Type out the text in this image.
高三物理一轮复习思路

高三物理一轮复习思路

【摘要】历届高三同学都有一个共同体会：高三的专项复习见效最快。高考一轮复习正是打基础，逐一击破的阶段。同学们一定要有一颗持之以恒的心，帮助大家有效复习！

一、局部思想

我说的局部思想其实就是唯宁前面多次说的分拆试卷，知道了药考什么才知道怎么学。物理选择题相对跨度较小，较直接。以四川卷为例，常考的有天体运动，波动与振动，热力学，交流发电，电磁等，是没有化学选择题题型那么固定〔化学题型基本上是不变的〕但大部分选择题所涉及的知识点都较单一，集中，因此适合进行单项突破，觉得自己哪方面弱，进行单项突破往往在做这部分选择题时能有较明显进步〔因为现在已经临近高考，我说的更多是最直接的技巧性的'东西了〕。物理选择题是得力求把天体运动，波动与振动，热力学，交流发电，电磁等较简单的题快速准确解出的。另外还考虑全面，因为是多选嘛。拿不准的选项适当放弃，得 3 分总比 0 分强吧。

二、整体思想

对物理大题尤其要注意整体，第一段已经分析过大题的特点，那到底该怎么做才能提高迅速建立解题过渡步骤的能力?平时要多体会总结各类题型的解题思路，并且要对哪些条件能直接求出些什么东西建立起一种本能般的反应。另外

Exercise directions:
Would you reproduce the material above in full, exactly as given?

Response to the exercise:
Type out the text in this image.
高三物理一轮复习思路

高三物理一轮复习思路

【摘要】历届高三同学都有一个共同体会：高三的专项复习见效最快。高考一轮复习正是打基础，逐一击破的阶段。同学们一定要有一颗持之以恒的心，帮助大家有效复习！

一、局部思想

我说的局部思想其实就是唯宁前面多次说的分拆试卷，知道了药考什么才知道怎么学。物理选择题相对跨度较小，较直接。以四川卷为例，常考的有天体运动，波动与振动，热力学，交流发电，电磁等，是没有化学选择题题型那么固定〔化学题型基本上是不变的〕但大部分选择题所涉及的知识点都较单一，集中，因此适合进行单项突破，觉得自己哪方面弱，进行单项突破往往在做这部分选择题时能有较明显进步〔因为现在已经临近高考，我说的更多是最直接的技巧性的'东西了〕。物理选择题是得力求把天体运动，波动与振动，热力学，交流发电，电磁等较简单的题快速准确解出的。另外还考虑全面，因为是多选嘛。拿不准的选项适当放弃，得 3 分总比 0 分强吧。

二、整体思想

对物理大题尤其要注意整体，第一段已经分析过大题的特点，那到底该怎么做才能提高迅速建立解题过渡步骤的能力?平时要多体会总结各类题型的解题思路，并且要对哪些条件能直接求出些什么东西建立起一种本能般的反应。另外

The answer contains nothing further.